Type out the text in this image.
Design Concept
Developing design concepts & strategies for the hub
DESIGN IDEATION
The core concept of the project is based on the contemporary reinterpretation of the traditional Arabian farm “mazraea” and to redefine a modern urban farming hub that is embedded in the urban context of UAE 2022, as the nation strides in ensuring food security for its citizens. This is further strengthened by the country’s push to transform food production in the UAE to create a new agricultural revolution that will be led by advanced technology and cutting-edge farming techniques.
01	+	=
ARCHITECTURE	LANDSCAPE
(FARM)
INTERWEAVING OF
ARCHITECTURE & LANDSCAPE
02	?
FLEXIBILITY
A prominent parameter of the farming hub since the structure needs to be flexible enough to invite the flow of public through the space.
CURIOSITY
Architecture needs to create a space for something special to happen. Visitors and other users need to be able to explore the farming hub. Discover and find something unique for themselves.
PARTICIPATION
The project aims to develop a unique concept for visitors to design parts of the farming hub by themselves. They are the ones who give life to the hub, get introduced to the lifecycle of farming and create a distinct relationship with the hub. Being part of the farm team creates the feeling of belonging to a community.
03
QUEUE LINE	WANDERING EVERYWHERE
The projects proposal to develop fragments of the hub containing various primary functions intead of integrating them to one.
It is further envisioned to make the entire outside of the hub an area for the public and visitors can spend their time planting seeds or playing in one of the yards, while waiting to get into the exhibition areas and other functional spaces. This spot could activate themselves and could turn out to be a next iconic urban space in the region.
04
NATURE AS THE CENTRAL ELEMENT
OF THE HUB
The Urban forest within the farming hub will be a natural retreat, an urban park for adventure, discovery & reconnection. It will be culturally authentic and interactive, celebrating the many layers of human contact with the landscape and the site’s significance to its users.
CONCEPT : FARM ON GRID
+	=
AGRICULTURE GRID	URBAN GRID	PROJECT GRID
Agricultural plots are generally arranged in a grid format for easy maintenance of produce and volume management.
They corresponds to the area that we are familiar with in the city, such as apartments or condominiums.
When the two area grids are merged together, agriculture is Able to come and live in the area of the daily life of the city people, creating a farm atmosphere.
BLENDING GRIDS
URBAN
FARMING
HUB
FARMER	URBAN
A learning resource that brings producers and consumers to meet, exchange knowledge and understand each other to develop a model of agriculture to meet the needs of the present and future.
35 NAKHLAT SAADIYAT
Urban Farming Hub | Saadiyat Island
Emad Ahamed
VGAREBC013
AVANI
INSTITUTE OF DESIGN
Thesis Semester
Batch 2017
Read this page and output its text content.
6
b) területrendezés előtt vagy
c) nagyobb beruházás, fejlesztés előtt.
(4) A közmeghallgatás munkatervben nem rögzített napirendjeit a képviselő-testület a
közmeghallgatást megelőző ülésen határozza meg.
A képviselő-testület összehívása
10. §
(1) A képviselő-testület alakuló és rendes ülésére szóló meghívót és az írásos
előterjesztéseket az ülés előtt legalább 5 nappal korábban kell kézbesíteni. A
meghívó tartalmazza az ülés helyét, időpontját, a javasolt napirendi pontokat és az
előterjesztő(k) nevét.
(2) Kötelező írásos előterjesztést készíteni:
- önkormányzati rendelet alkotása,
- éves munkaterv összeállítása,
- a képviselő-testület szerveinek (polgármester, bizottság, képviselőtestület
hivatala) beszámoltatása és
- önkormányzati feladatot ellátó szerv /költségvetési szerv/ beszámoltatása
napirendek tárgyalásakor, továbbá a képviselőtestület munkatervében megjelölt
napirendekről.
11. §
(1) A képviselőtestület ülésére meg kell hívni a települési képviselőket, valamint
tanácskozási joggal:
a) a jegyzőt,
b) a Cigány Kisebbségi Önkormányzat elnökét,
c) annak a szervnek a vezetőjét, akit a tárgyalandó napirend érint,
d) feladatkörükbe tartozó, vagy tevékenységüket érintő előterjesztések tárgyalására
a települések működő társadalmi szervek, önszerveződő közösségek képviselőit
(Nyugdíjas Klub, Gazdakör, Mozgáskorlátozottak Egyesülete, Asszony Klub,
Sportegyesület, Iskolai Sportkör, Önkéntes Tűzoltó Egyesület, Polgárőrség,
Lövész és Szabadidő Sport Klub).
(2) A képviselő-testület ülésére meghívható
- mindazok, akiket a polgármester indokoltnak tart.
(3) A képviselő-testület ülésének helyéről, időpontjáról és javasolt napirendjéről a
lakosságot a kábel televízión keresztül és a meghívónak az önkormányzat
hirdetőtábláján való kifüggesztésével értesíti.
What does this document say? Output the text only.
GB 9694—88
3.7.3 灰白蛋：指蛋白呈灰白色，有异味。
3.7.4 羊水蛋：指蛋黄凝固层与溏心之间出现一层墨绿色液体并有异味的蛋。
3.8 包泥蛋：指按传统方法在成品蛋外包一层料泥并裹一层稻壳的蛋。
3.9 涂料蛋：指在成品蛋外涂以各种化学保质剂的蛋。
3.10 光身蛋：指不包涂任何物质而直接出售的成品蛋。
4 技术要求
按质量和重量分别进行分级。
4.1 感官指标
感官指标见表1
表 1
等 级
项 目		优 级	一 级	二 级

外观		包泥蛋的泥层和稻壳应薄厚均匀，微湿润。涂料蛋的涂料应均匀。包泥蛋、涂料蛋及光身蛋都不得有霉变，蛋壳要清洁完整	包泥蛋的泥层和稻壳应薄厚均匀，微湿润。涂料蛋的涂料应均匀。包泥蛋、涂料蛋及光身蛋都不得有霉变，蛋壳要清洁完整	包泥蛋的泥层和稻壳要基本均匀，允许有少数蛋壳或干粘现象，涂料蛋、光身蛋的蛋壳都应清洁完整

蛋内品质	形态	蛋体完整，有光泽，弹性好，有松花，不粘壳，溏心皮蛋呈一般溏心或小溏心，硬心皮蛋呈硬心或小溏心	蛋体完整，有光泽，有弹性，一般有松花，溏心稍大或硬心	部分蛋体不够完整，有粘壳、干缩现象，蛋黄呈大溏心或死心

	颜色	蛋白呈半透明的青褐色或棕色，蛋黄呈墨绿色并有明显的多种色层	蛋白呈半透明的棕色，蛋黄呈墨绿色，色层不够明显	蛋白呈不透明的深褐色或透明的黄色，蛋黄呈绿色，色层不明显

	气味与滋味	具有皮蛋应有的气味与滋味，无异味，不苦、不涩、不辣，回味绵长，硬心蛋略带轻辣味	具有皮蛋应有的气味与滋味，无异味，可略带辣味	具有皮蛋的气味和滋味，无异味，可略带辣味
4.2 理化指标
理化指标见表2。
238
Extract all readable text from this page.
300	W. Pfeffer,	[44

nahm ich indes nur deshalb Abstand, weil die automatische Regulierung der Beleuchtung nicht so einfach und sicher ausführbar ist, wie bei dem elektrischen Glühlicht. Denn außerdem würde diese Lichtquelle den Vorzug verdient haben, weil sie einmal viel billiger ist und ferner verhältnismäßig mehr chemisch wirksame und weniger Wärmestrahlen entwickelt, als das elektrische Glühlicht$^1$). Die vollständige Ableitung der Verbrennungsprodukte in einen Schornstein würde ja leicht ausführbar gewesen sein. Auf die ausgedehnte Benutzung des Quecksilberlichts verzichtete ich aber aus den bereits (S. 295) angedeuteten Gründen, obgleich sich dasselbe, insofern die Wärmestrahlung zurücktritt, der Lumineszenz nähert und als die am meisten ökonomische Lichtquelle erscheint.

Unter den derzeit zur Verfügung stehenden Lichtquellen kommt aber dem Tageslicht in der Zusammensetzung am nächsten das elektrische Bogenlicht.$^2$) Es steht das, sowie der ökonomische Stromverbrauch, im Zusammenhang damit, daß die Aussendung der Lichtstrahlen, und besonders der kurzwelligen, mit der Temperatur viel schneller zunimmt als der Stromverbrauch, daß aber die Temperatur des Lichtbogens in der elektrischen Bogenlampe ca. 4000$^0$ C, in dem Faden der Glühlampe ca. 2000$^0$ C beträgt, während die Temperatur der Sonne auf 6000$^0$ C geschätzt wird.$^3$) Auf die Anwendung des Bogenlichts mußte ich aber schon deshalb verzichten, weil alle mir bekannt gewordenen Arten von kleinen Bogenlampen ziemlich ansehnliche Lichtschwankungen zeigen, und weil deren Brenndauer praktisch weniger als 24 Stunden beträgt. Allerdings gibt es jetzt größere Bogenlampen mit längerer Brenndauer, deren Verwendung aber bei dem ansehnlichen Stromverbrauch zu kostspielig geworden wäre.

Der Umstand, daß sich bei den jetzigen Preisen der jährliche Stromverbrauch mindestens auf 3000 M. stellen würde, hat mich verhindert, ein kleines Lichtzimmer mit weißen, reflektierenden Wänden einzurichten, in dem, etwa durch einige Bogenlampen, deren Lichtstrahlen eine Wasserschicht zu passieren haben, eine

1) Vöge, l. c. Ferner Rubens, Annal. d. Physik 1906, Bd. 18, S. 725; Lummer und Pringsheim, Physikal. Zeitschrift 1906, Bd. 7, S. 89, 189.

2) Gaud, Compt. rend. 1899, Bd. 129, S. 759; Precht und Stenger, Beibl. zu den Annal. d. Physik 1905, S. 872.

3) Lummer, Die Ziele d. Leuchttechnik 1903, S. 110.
┄┄┄┄┄┄┄┄┄┄┄┄┄┄┄┄┄┄┄┄
## Short exercise
Each line in the entries above that includes the string "önkormányzati" should be extracted.

## Reply
- önkormányzati rendelet alkotása,
- önkormányzati feladatot ellátó szerv /költségvetési szerv/ beszámoltatása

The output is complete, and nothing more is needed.